··· Material provided ···

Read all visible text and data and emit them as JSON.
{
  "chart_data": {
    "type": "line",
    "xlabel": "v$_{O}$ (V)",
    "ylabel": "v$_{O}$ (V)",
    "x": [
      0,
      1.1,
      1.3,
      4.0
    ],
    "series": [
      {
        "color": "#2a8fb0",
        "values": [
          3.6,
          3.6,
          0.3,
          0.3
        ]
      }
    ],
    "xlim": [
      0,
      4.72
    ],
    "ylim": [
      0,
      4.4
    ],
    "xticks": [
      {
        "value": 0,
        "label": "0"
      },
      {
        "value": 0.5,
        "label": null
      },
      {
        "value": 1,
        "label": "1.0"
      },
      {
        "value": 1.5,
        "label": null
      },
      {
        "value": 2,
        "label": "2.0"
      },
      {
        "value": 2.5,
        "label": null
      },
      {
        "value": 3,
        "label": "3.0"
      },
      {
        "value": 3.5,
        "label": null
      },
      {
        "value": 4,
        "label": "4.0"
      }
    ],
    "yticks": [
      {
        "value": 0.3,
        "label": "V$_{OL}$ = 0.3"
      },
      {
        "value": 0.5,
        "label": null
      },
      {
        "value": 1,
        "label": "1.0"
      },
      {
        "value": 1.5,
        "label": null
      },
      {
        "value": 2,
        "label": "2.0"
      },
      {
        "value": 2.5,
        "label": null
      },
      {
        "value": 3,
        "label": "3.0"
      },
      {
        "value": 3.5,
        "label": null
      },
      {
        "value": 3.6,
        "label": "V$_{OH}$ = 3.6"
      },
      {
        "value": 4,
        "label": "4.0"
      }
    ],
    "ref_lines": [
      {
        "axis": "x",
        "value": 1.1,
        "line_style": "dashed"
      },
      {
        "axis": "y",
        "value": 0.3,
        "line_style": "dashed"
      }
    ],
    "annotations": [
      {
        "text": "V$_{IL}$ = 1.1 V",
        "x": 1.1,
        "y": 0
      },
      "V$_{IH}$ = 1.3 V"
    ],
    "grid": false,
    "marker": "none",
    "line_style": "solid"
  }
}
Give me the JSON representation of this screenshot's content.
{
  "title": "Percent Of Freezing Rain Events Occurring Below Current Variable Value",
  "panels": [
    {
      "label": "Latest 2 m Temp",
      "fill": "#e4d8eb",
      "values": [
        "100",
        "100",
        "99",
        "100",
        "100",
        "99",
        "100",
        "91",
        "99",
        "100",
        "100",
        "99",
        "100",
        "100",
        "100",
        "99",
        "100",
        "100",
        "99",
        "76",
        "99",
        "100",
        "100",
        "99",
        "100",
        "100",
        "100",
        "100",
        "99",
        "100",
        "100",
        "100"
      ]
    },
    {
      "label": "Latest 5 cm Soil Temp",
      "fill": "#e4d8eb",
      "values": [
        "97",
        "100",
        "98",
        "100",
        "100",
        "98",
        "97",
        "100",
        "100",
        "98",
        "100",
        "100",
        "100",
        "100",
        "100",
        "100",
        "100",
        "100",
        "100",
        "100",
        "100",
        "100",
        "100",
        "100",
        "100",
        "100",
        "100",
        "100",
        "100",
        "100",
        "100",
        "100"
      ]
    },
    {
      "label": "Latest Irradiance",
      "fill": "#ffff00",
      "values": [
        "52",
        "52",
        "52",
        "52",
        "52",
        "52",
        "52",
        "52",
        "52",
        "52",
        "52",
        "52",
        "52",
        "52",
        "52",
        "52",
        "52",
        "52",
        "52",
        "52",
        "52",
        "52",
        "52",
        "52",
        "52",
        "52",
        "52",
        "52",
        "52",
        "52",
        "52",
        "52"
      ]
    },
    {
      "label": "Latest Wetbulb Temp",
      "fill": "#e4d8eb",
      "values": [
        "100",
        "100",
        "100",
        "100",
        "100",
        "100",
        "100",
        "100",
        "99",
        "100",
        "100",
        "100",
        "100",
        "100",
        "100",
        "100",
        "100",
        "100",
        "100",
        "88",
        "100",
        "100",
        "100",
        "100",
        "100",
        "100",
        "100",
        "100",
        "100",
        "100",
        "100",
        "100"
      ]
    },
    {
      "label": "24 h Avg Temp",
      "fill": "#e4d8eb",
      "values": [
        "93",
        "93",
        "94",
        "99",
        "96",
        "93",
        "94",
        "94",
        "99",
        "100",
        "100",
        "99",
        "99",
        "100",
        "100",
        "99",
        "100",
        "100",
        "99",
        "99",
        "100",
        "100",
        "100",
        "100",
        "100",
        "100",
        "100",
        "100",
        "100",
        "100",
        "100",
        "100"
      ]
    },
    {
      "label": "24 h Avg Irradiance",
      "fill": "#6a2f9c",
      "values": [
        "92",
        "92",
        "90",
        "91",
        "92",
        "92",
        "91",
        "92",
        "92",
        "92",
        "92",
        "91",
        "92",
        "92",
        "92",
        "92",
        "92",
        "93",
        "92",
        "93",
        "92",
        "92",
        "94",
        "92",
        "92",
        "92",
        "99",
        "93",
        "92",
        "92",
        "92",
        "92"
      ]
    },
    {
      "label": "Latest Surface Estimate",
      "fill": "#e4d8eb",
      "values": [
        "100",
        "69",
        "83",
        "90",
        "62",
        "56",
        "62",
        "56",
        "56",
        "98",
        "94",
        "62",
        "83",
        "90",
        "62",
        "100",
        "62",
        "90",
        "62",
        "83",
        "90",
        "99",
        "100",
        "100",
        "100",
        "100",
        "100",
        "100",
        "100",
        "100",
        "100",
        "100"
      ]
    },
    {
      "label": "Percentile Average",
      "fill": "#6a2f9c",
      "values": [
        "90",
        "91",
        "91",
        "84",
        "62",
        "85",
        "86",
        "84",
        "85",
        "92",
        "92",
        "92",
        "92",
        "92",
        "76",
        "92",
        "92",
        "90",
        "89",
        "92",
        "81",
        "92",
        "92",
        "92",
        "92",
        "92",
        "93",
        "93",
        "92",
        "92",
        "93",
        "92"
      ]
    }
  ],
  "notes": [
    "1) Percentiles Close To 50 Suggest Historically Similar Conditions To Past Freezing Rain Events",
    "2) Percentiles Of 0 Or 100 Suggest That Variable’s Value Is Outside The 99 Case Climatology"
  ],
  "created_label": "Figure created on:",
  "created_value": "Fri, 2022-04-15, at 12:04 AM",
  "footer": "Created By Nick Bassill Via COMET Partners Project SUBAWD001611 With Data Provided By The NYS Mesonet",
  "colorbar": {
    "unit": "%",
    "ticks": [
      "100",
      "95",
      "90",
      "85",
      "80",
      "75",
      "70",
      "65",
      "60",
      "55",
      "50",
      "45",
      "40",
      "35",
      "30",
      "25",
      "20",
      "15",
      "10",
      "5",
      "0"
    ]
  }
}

···

Retype all of the material above with every character intact.

Read all visible text and data and emit them as JSON.
{
  "chart_data": {
    "type": "line",
    "xlabel": "v$_{O}$ (V)",
    "ylabel": "v$_{O}$ (V)",
    "x": [
      0,
      1.1,
      1.3,
      4.0
    ],
    "series": [
      {
        "color": "#2a8fb0",
        "values": [
          3.6,
          3.6,
          0.3,
          0.3
        ]
      }
    ],
    "xlim": [
      0,
      4.72
    ],
    "ylim": [
      0,
      4.4
    ],
    "xticks": [
      {
        "value": 0,
        "label": "0"
      },
      {
        "value": 0.5,
        "label": null
      },
      {
        "value": 1,
        "label": "1.0"
      },
      {
        "value": 1.5,
        "label": null
      },
      {
        "value": 2,
        "label": "2.0"
      },
      {
        "value": 2.5,
        "label": null
      },
      {
        "value": 3,
        "label": "3.0"
      },
      {
        "value": 3.5,
        "label": null
      },
      {
        "value": 4,
        "label": "4.0"
      }
    ],
    "yticks": [
      {
        "value": 0.3,
        "label": "V$_{OL}$ = 0.3"
      },
      {
        "value": 0.5,
        "label": null
      },
      {
        "value": 1,
        "label": "1.0"
      },
      {
        "value": 1.5,
        "label": null
      },
      {
        "value": 2,
        "label": "2.0"
      },
      {
        "value": 2.5,
        "label": null
      },
      {
        "value": 3,
        "label": "3.0"
      },
      {
        "value": 3.5,
        "label": null
      },
      {
        "value": 3.6,
        "label": "V$_{OH}$ = 3.6"
      },
      {
        "value": 4,
        "label": "4.0"
      }
    ],
    "ref_lines": [
      {
        "axis": "x",
        "value": 1.1,
        "line_style": "dashed"
      },
      {
        "axis": "y",
        "value": 0.3,
        "line_style": "dashed"
      }
    ],
    "annotations": [
      {
        "text": "V$_{IL}$ = 1.1 V",
        "x": 1.1,
        "y": 0
      },
      "V$_{IH}$ = 1.3 V"
    ],
    "grid": false,
    "marker": "none",
    "line_style": "solid"
  }
}
Give me the JSON representation of this screenshot's content.
{
  "title": "Percent Of Freezing Rain Events Occurring Below Current Variable Value",
  "panels": [
    {
      "label": "Latest 2 m Temp",
      "fill": "#e4d8eb",
      "values": [
        "100",
        "100",
        "99",
        "100",
        "100",
        "99",
        "100",
        "91",
        "99",
        "100",
        "100",
        "99",
        "100",
        "100",
        "100",
        "99",
        "100",
        "100",
        "99",
        "76",
        "99",
        "100",
        "100",
        "99",
        "100",
        "100",
        "100",
        "100",
        "99",
        "100",
        "100",
        "100"
      ]
    },
    {
      "label": "Latest 5 cm Soil Temp",
      "fill": "#e4d8eb",
      "values": [
        "97",
        "100",
        "98",
        "100",
        "100",
        "98",
        "97",
        "100",
        "100",
        "98",
        "100",
        "100",
        "100",
        "100",
        "100",
        "100",
        "100",
        "100",
        "100",
        "100",
        "100",
        "100",
        "100",
        "100",
        "100",
        "100",
        "100",
        "100",
        "100",
        "100",
        "100",
        "100"
      ]
    },
    {
      "label": "Latest Irradiance",
      "fill": "#ffff00",
      "values": [
        "52",
        "52",
        "52",
        "52",
        "52",
        "52",
        "52",
        "52",
        "52",
        "52",
        "52",
        "52",
        "52",
        "52",
        "52",
        "52",
        "52",
        "52",
        "52",
        "52",
        "52",
        "52",
        "52",
        "52",
        "52",
        "52",
        "52",
        "52",
        "52",
        "52",
        "52",
        "52"
      ]
    },
    {
      "label": "Latest Wetbulb Temp",
      "fill": "#e4d8eb",
      "values": [
        "100",
        "100",
        "100",
        "100",
        "100",
        "100",
        "100",
        "100",
        "99",
        "100",
        "100",
        "100",
        "100",
        "100",
        "100",
        "100",
        "100",
        "100",
        "100",
        "88",
        "100",
        "100",
        "100",
        "100",
        "100",
        "100",
        "100",
        "100",
        "100",
        "100",
        "100",
        "100"
      ]
    },
    {
      "label": "24 h Avg Temp",
      "fill": "#e4d8eb",
      "values": [
        "93",
        "93",
        "94",
        "99",
        "96",
        "93",
        "94",
        "94",
        "99",
        "100",
        "100",
        "99",
        "99",
        "100",
        "100",
        "99",
        "100",
        "100",
        "99",
        "99",
        "100",
        "100",
        "100",
        "100",
        "100",
        "100",
        "100",
        "100",
        "100",
        "100",
        "100",
        "100"
      ]
    },
    {
      "label": "24 h Avg Irradiance",
      "fill": "#6a2f9c",
      "values": [
        "92",
        "92",
        "90",
        "91",
        "92",
        "92",
        "91",
        "92",
        "92",
        "92",
        "92",
        "91",
        "92",
        "92",
        "92",
        "92",
        "92",
        "93",
        "92",
        "93",
        "92",
        "92",
        "94",
        "92",
        "92",
        "92",
        "99",
        "93",
        "92",
        "92",
        "92",
        "92"
      ]
    },
    {
      "label": "Latest Surface Estimate",
      "fill": "#e4d8eb",
      "values": [
        "100",
        "69",
        "83",
        "90",
        "62",
        "56",
        "62",
        "56",
        "56",
        "98",
        "94",
        "62",
        "83",
        "90",
        "62",
        "100",
        "62",
        "90",
        "62",
        "83",
        "90",
        "99",
        "100",
        "100",
        "100",
        "100",
        "100",
        "100",
        "100",
        "100",
        "100",
        "100"
      ]
    },
    {
      "label": "Percentile Average",
      "fill": "#6a2f9c",
      "values": [
        "90",
        "91",
        "91",
        "84",
        "62",
        "85",
        "86",
        "84",
        "85",
        "92",
        "92",
        "92",
        "92",
        "92",
        "76",
        "92",
        "92",
        "90",
        "89",
        "92",
        "81",
        "92",
        "92",
        "92",
        "92",
        "92",
        "93",
        "93",
        "92",
        "92",
        "93",
        "92"
      ]
    }
  ],
  "notes": [
    "1) Percentiles Close To 50 Suggest Historically Similar Conditions To Past Freezing Rain Events",
    "2) Percentiles Of 0 Or 100 Suggest That Variable’s Value Is Outside The 99 Case Climatology"
  ],
  "created_label": "Figure created on:",
  "created_value": "Fri, 2022-04-15, at 12:04 AM",
  "footer": "Created By Nick Bassill Via COMET Partners Project SUBAWD001611 With Data Provided By The NYS Mesonet",
  "colorbar": {
    "unit": "%",
    "ticks": [
      "100",
      "95",
      "90",
      "85",
      "80",
      "75",
      "70",
      "65",
      "60",
      "55",
      "50",
      "45",
      "40",
      "35",
      "30",
      "25",
      "20",
      "15",
      "10",
      "5",
      "0"
    ]
  }
}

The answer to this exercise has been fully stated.